--- What the exercise asks ---
Select and reproduce each line of the listing below that bears the string "diagram".

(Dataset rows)
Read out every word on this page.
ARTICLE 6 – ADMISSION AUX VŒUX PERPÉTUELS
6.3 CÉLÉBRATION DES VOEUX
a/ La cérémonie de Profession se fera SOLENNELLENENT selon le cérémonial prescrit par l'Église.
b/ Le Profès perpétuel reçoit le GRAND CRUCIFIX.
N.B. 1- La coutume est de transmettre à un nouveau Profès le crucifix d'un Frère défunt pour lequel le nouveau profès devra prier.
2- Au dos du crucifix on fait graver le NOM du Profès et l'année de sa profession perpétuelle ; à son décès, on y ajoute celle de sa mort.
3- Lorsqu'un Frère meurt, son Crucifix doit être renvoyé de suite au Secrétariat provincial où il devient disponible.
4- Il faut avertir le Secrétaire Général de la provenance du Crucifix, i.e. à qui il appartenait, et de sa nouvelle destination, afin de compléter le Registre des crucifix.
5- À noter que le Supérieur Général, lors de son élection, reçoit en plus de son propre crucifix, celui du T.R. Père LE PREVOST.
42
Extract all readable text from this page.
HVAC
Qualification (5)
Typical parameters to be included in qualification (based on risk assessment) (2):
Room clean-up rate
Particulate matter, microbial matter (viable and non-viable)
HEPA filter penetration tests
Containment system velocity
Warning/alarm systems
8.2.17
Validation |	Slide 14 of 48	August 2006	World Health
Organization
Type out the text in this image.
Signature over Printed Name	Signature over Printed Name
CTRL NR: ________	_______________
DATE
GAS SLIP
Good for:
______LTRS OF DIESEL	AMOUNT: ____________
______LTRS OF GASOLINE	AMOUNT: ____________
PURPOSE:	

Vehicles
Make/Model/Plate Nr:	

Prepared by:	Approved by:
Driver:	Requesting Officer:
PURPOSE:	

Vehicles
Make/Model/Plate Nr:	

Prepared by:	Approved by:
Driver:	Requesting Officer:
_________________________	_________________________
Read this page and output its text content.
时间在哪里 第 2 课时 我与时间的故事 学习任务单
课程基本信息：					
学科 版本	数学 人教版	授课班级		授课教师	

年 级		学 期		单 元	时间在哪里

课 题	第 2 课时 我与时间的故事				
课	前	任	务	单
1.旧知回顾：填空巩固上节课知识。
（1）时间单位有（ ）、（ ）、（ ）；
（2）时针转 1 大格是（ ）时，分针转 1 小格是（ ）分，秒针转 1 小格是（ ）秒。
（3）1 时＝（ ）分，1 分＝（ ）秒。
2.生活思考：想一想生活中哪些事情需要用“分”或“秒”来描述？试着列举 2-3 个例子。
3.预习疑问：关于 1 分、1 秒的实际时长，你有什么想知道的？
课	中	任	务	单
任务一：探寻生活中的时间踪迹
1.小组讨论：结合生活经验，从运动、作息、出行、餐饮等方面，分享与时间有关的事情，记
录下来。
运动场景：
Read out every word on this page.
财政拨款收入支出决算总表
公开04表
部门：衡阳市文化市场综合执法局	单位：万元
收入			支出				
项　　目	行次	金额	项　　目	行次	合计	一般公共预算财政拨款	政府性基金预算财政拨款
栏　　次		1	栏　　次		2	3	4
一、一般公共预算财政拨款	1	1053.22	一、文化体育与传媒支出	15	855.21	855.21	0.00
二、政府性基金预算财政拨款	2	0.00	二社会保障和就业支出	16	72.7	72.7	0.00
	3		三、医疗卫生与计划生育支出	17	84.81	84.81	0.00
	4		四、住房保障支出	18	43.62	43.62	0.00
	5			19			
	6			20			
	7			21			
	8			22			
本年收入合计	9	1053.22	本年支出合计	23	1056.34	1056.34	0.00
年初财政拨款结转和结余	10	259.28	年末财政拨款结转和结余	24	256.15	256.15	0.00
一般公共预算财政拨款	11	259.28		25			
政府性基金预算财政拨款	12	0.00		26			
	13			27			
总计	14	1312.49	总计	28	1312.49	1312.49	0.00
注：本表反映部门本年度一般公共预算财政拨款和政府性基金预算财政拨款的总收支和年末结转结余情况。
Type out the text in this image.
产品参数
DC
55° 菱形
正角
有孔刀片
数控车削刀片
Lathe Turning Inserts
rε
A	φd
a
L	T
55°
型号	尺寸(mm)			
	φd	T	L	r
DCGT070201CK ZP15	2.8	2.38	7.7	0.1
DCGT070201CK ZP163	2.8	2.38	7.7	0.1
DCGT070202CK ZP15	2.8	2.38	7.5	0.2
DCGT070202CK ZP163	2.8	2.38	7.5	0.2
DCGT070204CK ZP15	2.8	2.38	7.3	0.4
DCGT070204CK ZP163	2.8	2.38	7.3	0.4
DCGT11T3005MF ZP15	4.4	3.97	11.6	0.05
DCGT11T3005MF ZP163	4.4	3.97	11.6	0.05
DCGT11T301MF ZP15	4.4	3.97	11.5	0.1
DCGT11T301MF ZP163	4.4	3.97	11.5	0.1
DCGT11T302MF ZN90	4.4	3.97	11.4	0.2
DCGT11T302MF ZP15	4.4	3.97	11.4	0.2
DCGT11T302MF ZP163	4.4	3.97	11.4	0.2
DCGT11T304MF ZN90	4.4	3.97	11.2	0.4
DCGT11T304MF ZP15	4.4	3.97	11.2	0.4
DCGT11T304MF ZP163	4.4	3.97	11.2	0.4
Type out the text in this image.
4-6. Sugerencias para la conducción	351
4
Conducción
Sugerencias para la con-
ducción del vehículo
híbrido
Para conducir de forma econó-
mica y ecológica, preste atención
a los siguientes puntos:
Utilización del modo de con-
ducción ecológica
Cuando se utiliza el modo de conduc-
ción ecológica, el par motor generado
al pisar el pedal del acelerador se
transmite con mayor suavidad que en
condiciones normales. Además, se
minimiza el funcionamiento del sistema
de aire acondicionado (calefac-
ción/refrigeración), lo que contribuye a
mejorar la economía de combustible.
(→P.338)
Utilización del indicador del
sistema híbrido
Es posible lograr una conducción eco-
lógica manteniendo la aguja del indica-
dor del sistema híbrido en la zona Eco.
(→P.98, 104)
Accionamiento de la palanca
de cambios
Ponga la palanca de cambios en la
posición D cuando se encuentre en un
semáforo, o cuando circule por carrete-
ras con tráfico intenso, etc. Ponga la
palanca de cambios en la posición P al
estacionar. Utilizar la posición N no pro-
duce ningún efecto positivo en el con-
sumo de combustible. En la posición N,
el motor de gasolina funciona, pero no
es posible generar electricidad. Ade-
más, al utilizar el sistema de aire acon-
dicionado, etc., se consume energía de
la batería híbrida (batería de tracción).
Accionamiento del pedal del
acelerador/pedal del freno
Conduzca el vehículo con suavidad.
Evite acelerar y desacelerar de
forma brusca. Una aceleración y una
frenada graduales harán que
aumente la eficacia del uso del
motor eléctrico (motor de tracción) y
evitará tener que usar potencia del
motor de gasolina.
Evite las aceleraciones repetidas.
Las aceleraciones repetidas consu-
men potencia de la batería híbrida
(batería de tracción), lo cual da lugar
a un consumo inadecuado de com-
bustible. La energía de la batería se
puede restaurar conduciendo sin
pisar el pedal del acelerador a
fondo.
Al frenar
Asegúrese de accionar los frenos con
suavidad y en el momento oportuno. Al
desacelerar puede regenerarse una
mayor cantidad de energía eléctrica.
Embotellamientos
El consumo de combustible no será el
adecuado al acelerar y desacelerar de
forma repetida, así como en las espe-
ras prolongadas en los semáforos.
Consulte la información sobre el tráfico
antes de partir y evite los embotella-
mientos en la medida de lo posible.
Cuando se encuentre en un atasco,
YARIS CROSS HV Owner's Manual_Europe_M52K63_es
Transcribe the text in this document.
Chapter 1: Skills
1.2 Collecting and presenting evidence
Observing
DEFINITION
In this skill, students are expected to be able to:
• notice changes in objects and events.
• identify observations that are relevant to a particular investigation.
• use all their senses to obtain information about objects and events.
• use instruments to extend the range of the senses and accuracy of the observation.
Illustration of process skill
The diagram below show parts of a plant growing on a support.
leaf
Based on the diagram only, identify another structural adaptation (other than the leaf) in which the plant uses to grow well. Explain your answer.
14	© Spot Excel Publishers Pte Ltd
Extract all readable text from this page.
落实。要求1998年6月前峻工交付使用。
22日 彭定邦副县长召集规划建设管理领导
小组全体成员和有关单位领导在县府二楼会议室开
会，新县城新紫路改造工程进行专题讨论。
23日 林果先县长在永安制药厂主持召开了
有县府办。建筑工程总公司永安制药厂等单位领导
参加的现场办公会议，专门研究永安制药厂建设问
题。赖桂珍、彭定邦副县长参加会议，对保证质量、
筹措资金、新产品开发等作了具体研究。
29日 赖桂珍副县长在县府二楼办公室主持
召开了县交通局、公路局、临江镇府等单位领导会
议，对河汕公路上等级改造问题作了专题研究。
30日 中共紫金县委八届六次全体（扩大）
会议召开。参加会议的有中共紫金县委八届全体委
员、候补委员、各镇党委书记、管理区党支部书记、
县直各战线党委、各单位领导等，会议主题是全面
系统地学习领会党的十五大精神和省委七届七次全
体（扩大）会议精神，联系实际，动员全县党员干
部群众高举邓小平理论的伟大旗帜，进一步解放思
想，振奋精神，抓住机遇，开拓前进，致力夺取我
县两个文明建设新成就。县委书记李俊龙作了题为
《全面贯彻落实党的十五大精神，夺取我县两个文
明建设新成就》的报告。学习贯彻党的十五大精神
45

--- Correct response ---
The diagram below show parts of a plant growing on a support.
Based on the diagram only, identify another structural adaptation (other than the leaf) in which the plant uses to grow well. Explain your answer.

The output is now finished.